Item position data
◇ ◇ ◇

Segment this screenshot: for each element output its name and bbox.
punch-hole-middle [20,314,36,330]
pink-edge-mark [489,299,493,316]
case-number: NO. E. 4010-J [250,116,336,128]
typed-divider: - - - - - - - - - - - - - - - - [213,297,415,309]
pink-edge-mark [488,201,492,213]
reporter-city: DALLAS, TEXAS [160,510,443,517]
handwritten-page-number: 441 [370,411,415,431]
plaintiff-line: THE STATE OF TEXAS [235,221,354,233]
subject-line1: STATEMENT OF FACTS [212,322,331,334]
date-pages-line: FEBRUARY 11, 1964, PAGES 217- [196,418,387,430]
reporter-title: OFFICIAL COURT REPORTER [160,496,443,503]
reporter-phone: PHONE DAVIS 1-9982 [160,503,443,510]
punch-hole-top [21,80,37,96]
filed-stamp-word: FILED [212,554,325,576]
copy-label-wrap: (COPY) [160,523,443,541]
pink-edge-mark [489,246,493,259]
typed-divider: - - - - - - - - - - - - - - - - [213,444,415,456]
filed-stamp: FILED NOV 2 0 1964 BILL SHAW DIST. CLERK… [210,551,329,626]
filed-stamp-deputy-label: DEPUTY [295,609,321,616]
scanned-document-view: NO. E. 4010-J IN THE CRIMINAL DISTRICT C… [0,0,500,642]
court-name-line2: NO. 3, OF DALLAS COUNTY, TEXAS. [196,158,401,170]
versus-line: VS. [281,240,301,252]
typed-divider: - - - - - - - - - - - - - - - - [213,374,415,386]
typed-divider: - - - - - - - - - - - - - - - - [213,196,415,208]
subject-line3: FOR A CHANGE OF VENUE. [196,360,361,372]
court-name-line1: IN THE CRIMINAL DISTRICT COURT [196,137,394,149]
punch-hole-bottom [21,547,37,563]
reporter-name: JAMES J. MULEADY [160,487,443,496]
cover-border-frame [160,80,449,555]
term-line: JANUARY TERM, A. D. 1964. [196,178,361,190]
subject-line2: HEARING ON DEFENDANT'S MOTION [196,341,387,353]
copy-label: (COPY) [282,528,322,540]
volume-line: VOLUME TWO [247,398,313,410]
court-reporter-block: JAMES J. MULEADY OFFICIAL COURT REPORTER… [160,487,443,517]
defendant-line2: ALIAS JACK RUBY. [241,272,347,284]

◇ ◇ ◇

> _Task statement_
Rewrite all of the data above, swapping "pink-edge-mark" for "red-edge-mark" wherever it occurs. Leave everything else unchanged.

> _Completed exercise_
Segment this screenshot: for each element output its name and bbox.
punch-hole-middle [20,314,36,330]
red-edge-mark [489,299,493,316]
case-number: NO. E. 4010-J [250,116,336,128]
typed-divider: - - - - - - - - - - - - - - - - [213,297,415,309]
red-edge-mark [488,201,492,213]
reporter-city: DALLAS, TEXAS [160,510,443,517]
handwritten-page-number: 441 [370,411,415,431]
plaintiff-line: THE STATE OF TEXAS [235,221,354,233]
subject-line1: STATEMENT OF FACTS [212,322,331,334]
date-pages-line: FEBRUARY 11, 1964, PAGES 217- [196,418,387,430]
reporter-title: OFFICIAL COURT REPORTER [160,496,443,503]
reporter-phone: PHONE DAVIS 1-9982 [160,503,443,510]
punch-hole-top [21,80,37,96]
filed-stamp-word: FILED [212,554,325,576]
copy-label-wrap: (COPY) [160,523,443,541]
red-edge-mark [489,246,493,259]
typed-divider: - - - - - - - - - - - - - - - - [213,444,415,456]
filed-stamp: FILED NOV 2 0 1964 BILL SHAW DIST. CLERK… [210,551,329,626]
filed-stamp-deputy-label: DEPUTY [295,609,321,616]
scanned-document-view: NO. E. 4010-J IN THE CRIMINAL DISTRICT C… [0,0,500,642]
court-name-line2: NO. 3, OF DALLAS COUNTY, TEXAS. [196,158,401,170]
versus-line: VS. [281,240,301,252]
typed-divider: - - - - - - - - - - - - - - - - [213,374,415,386]
typed-divider: - - - - - - - - - - - - - - - - [213,196,415,208]
subject-line3: FOR A CHANGE OF VENUE. [196,360,361,372]
court-name-line1: IN THE CRIMINAL DISTRICT COURT [196,137,394,149]
punch-hole-bottom [21,547,37,563]
reporter-name: JAMES J. MULEADY [160,487,443,496]
cover-border-frame [160,80,449,555]
term-line: JANUARY TERM, A. D. 1964. [196,178,361,190]
subject-line2: HEARING ON DEFENDANT'S MOTION [196,341,387,353]
copy-label: (COPY) [282,528,322,540]
volume-line: VOLUME TWO [247,398,313,410]
court-reporter-block: JAMES J. MULEADY OFFICIAL COURT REPORTER… [160,487,443,517]
defendant-line2: ALIAS JACK RUBY. [241,272,347,284]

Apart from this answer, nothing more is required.